> _TASK STATEMENT_
Below are the records; copy each line in them that holds the word "test".

> _MATERIALS PROVIDED_
━━━━━━━━
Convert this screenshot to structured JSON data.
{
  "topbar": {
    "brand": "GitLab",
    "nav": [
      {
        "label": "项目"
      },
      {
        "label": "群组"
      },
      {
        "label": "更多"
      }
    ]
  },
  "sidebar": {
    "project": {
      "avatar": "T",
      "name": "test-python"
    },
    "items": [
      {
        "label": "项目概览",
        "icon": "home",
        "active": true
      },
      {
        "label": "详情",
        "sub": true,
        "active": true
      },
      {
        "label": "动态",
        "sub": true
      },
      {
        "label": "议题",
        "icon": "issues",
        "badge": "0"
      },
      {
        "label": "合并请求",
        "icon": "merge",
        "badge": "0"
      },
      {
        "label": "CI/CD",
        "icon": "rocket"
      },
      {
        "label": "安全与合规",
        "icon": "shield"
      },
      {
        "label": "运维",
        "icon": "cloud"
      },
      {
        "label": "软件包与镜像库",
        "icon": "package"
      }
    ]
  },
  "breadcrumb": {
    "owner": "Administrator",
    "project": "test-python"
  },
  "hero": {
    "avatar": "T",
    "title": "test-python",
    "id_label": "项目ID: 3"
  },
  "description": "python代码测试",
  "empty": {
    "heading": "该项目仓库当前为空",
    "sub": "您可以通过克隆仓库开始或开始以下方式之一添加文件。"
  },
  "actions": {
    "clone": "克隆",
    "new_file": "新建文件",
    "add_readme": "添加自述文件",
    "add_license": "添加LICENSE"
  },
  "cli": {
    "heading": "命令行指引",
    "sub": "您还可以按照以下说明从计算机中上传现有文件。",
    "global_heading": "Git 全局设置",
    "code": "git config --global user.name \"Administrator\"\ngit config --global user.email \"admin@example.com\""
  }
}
━━━━━━━━
> _ANSWER TO THE PROBLEM_
      "name": "test-python"
    "project": "test-python"
    "title": "test-python",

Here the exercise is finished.